> Required task
Select from the data all lines with the word "this".

----- Exercise inputs

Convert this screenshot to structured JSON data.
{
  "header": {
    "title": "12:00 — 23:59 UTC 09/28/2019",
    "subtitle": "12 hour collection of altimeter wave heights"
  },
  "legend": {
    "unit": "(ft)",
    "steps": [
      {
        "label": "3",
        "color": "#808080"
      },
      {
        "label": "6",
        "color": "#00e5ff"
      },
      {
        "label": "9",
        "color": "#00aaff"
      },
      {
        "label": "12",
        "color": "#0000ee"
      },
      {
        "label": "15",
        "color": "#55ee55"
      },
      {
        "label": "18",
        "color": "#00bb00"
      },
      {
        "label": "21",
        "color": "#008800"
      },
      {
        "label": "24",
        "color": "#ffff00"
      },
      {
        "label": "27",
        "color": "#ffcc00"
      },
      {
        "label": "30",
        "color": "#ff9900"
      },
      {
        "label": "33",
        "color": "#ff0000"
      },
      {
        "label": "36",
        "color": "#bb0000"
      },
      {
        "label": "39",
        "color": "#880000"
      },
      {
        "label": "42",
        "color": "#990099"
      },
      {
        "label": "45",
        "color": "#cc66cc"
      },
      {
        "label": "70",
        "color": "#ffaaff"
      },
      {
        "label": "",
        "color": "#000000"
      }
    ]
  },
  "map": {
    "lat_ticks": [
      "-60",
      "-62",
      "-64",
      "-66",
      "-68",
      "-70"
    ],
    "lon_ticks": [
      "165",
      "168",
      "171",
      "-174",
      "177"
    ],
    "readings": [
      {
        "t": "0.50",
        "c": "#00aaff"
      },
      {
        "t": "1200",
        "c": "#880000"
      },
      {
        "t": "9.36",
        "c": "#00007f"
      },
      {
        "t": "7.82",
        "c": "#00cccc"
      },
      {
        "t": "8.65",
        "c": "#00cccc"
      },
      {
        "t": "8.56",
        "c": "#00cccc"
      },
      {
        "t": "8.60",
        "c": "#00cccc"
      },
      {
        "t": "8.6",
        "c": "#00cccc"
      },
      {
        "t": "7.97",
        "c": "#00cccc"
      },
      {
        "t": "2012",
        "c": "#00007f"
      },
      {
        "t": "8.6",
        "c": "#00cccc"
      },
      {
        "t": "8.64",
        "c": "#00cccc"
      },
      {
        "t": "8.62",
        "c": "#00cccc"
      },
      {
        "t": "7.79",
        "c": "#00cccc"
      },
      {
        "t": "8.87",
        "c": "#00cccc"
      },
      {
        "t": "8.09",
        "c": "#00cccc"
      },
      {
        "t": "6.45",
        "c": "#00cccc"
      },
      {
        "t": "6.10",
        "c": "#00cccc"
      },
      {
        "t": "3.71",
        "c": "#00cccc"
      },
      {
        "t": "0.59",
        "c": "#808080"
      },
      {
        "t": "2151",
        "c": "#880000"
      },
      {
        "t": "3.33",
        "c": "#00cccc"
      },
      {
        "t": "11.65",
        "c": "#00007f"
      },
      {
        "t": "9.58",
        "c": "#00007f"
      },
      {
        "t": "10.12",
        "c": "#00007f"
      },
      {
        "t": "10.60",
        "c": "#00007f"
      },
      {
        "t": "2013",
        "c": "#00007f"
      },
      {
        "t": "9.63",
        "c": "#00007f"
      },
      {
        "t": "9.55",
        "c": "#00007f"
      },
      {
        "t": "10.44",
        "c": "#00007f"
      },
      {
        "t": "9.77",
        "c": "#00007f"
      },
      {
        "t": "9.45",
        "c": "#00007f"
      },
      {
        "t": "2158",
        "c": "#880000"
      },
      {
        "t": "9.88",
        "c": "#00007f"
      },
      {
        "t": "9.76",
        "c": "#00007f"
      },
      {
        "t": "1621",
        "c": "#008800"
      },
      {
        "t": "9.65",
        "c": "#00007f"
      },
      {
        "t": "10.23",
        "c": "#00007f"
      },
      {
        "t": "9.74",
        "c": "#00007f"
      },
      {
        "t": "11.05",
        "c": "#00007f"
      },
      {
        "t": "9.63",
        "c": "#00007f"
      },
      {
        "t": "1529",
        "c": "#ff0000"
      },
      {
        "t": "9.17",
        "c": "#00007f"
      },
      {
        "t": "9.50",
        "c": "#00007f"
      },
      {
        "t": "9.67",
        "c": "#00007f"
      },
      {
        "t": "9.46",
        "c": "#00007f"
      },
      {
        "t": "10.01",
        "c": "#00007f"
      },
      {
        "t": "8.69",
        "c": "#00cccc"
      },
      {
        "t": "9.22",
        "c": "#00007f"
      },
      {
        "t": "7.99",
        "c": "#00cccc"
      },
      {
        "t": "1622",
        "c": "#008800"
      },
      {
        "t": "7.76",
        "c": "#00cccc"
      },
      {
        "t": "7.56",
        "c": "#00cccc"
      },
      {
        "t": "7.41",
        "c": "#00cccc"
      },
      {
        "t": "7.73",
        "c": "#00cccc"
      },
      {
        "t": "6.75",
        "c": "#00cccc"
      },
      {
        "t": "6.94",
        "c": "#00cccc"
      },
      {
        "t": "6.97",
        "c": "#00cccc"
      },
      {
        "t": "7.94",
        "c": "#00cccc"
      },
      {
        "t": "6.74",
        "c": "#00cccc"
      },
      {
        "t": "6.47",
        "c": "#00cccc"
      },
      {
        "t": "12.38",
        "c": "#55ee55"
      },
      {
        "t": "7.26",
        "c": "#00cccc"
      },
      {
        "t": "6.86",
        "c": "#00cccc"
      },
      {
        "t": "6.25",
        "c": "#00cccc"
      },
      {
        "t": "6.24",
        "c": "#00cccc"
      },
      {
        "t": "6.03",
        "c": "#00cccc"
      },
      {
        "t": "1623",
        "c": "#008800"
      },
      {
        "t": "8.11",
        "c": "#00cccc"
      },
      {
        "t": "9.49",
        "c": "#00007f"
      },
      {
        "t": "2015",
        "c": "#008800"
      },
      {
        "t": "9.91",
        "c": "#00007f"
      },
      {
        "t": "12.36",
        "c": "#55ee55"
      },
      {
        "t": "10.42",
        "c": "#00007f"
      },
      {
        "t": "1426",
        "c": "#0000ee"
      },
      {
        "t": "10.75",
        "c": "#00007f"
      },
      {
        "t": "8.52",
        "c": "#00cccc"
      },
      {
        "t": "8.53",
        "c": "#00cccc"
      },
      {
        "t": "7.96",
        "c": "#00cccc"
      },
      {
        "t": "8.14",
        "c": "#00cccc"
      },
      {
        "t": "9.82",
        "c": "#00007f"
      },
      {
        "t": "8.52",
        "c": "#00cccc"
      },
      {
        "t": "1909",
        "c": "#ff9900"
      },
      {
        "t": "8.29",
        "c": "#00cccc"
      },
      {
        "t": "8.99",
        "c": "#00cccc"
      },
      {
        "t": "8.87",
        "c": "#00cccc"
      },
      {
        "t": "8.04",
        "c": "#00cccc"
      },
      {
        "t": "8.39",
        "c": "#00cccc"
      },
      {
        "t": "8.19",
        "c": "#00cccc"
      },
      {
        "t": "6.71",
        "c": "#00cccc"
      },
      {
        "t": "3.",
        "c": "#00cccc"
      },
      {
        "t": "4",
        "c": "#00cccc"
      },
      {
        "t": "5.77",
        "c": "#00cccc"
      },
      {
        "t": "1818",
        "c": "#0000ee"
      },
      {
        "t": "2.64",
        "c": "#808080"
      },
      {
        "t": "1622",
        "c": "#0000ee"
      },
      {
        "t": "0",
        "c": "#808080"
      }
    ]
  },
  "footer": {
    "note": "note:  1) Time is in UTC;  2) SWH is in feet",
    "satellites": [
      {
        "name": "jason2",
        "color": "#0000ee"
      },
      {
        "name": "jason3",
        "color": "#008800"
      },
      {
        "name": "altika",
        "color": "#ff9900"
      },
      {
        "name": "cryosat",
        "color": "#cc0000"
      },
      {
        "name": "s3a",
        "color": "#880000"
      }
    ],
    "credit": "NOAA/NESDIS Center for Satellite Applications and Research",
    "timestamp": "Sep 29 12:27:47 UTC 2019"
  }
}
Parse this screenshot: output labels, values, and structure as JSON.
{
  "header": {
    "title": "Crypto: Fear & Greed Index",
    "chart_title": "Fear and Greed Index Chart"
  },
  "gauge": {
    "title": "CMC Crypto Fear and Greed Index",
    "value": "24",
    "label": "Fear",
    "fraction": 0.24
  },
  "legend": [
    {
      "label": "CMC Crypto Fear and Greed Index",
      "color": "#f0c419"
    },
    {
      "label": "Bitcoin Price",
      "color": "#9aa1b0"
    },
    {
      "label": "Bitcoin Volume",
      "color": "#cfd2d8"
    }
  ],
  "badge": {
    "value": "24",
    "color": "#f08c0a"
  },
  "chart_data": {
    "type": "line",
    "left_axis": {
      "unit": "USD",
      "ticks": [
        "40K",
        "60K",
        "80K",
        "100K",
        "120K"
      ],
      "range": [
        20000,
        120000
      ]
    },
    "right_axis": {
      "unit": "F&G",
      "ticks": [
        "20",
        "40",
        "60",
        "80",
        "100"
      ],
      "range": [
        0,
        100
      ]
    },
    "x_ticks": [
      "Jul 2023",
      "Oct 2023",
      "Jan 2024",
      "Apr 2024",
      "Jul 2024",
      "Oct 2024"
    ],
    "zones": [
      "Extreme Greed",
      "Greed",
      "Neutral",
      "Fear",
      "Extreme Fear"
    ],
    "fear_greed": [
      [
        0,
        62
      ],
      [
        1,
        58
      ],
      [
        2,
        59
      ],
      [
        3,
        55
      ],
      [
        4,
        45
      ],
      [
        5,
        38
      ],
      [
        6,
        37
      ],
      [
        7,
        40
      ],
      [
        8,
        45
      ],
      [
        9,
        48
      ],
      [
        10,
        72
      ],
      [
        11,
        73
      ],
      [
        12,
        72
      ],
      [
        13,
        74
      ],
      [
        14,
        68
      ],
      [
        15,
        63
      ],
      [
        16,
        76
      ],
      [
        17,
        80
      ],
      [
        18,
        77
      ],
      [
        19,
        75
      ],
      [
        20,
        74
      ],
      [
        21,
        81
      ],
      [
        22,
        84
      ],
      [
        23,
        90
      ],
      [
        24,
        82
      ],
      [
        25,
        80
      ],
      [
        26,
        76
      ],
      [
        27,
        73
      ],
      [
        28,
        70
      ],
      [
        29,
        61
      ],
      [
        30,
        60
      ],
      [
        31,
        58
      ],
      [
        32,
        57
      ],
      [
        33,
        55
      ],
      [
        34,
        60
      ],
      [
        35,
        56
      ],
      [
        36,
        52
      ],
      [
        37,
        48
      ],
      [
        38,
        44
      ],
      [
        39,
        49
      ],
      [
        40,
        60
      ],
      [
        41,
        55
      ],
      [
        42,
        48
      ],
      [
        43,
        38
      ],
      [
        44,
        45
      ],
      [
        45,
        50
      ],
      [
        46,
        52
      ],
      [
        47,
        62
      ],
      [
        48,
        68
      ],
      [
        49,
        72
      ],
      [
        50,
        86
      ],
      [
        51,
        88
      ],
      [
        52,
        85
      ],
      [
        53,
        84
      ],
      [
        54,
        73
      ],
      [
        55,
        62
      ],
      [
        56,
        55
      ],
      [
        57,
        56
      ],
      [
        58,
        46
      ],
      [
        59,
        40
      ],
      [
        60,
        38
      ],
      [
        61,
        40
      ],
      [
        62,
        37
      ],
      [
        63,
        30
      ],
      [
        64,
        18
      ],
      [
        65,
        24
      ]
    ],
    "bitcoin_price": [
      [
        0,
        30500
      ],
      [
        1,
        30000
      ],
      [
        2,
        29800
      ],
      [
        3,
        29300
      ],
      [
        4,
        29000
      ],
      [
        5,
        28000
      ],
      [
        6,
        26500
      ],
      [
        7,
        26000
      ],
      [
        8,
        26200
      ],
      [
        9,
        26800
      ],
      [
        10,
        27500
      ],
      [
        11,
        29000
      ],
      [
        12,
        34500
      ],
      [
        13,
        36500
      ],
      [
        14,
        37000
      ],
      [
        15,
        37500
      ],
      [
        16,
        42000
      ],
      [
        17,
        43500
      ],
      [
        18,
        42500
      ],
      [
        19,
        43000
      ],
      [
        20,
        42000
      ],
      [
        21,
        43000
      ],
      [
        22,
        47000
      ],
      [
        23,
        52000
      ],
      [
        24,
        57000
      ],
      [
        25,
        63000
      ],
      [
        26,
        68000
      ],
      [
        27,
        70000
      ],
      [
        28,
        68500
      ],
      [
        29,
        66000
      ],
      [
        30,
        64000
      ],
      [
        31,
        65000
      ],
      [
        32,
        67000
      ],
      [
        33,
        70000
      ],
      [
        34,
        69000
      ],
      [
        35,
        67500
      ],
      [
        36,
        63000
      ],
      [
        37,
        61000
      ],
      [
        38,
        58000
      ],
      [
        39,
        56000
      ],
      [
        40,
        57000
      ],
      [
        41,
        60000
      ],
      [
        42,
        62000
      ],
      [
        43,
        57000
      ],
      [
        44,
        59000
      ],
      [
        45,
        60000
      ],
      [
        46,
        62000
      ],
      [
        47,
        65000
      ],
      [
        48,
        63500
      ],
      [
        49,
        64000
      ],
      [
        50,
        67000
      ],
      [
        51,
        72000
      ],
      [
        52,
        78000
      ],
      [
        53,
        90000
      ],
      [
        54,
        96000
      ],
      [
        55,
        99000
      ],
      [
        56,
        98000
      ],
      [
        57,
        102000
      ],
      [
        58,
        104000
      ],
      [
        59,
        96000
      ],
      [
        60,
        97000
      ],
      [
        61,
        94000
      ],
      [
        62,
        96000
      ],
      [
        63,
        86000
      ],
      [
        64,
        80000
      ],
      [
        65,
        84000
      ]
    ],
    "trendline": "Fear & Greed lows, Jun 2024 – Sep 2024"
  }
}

----------

> Exercise answer
Convert this screenshot to structured JSON data.
Parse this screenshot: output labels, values, and structure as JSON.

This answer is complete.